* [What to produce] Which lines include the word "amount"? Copy each of them.

* [Excerpted records]
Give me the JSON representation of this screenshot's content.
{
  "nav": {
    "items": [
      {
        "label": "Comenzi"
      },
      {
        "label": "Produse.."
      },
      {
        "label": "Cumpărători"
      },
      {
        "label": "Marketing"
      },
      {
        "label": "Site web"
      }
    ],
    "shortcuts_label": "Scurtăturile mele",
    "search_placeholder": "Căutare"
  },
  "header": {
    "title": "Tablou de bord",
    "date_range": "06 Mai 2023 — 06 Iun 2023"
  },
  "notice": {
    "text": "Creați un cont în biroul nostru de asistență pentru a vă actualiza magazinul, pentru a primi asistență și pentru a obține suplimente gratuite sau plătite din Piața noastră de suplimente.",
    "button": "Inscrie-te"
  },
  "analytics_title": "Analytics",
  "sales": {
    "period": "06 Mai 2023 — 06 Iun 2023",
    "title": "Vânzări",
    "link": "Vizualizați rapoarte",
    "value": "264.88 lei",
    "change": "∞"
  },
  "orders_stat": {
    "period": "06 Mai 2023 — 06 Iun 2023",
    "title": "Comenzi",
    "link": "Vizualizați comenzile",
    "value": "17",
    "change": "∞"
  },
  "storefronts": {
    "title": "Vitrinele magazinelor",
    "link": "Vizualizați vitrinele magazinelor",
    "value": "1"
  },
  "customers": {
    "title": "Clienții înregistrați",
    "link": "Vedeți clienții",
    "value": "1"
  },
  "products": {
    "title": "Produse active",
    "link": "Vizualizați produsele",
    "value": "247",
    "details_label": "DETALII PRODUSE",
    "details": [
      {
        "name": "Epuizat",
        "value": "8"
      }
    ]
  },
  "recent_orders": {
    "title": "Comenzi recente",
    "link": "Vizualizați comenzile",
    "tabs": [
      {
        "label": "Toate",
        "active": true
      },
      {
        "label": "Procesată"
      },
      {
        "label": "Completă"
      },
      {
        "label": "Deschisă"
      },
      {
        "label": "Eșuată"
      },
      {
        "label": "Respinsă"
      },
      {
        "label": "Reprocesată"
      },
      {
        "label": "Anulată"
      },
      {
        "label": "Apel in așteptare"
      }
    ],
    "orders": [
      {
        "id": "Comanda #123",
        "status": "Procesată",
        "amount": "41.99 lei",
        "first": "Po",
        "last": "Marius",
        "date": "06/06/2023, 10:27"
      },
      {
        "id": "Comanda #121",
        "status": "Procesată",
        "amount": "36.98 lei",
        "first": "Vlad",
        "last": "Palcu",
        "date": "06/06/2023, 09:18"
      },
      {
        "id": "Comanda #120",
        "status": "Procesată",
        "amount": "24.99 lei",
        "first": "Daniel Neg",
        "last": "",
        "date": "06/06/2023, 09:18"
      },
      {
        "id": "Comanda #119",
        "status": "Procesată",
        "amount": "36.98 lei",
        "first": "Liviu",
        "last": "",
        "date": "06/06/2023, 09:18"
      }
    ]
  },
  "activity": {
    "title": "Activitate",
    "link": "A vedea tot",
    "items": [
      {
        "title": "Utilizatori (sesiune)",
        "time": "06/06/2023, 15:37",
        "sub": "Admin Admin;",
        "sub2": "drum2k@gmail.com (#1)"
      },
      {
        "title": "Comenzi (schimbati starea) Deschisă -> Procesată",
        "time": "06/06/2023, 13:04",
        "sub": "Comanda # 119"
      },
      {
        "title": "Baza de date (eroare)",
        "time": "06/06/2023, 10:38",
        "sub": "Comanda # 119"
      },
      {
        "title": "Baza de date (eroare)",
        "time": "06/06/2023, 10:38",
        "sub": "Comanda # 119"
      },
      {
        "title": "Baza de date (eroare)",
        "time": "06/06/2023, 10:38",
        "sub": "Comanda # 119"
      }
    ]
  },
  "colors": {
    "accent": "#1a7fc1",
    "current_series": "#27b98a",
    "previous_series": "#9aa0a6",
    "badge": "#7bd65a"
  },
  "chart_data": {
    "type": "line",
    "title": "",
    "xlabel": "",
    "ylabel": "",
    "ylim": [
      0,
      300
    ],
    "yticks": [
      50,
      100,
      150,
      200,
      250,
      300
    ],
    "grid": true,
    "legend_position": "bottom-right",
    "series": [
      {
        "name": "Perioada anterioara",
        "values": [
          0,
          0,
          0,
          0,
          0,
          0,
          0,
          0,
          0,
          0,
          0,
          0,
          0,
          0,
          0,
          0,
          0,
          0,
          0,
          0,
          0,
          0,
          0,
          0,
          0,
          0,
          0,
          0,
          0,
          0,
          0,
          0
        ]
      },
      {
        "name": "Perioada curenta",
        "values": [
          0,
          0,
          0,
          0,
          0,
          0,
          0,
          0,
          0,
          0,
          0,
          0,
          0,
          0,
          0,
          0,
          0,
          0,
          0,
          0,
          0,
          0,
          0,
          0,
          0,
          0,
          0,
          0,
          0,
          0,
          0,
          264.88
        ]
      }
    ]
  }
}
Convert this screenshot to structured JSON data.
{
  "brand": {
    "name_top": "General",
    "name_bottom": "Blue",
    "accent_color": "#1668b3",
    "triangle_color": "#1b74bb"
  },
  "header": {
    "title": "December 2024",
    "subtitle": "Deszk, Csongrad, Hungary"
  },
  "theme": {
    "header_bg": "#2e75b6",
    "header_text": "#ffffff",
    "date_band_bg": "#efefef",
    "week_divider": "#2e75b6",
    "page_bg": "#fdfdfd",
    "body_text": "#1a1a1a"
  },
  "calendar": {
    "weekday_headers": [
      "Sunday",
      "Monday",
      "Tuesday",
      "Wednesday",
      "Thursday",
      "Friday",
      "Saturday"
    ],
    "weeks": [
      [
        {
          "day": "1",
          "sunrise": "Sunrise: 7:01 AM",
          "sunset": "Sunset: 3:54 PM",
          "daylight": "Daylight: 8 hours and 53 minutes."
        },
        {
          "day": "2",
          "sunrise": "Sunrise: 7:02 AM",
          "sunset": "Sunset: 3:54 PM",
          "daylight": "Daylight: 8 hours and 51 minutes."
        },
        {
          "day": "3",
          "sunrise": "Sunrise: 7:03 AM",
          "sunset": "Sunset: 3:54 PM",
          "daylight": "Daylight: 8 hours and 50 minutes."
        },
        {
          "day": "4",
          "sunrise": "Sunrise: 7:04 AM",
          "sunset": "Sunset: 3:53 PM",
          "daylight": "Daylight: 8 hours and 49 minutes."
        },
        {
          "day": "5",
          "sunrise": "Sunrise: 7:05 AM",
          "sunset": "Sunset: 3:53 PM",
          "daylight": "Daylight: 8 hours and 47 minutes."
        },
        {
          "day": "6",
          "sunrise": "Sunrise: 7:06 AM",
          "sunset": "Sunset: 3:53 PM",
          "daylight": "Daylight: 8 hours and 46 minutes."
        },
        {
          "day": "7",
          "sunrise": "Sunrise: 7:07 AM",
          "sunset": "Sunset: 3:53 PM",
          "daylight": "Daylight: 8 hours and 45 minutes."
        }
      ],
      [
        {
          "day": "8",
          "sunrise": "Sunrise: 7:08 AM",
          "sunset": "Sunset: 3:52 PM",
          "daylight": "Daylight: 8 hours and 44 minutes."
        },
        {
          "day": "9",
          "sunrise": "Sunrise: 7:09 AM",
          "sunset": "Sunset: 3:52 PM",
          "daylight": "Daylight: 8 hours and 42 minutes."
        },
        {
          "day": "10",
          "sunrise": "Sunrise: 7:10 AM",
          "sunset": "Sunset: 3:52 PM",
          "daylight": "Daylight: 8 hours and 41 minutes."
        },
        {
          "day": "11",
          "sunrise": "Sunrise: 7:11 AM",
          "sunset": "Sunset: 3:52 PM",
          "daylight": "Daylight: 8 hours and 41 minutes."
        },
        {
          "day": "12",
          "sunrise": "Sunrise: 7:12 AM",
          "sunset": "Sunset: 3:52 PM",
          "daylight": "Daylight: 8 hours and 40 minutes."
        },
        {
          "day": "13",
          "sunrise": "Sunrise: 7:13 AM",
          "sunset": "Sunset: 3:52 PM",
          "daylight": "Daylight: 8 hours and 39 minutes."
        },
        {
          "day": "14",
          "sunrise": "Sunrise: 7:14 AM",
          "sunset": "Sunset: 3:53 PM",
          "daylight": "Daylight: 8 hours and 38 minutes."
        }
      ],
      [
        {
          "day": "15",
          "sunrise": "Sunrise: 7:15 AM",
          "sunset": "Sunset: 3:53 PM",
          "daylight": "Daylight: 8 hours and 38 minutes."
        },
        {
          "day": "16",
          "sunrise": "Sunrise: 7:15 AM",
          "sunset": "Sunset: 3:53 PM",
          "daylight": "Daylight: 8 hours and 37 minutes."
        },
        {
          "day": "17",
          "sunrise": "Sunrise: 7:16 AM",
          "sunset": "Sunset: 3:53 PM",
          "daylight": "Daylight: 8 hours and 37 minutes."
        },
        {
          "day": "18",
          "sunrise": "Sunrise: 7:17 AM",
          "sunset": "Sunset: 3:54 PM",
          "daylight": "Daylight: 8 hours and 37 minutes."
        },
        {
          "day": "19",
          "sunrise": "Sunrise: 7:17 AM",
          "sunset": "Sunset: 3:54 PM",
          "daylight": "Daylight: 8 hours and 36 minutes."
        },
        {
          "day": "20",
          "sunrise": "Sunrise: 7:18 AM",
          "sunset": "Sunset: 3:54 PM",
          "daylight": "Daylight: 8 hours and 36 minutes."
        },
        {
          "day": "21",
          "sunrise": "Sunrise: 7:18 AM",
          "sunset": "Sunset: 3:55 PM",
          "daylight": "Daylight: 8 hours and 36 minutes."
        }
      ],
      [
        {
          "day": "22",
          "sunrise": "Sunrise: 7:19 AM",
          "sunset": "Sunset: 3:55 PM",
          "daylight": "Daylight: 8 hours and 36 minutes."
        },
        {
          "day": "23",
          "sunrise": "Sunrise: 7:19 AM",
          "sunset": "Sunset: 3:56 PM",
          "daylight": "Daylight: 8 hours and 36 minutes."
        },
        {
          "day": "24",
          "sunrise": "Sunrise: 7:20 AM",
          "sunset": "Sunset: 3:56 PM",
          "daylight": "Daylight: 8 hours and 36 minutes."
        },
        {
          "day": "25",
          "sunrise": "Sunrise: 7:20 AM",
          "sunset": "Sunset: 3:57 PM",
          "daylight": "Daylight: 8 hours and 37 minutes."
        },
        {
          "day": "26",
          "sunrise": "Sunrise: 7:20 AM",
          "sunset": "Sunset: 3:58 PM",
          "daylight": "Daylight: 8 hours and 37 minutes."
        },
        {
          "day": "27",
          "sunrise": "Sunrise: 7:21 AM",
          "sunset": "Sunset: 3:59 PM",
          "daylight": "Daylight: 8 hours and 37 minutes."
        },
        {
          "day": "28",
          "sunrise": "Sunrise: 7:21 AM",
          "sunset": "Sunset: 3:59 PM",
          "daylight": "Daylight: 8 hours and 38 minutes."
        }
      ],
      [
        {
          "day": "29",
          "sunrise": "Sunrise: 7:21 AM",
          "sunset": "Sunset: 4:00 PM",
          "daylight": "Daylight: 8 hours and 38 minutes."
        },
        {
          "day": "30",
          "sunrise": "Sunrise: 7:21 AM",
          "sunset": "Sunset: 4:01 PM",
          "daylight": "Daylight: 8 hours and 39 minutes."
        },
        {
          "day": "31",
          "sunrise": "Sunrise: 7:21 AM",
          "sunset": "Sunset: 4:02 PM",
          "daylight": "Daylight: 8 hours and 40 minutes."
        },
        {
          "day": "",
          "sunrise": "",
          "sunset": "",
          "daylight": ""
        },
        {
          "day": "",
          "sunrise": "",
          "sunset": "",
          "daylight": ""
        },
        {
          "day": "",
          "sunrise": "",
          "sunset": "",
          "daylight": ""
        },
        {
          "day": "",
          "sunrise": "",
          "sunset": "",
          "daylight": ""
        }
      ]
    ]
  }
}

* [Solution below]
        "amount": "41.99 lei",
        "amount": "36.98 lei",
        "amount": "24.99 lei",
        "amount": "36.98 lei",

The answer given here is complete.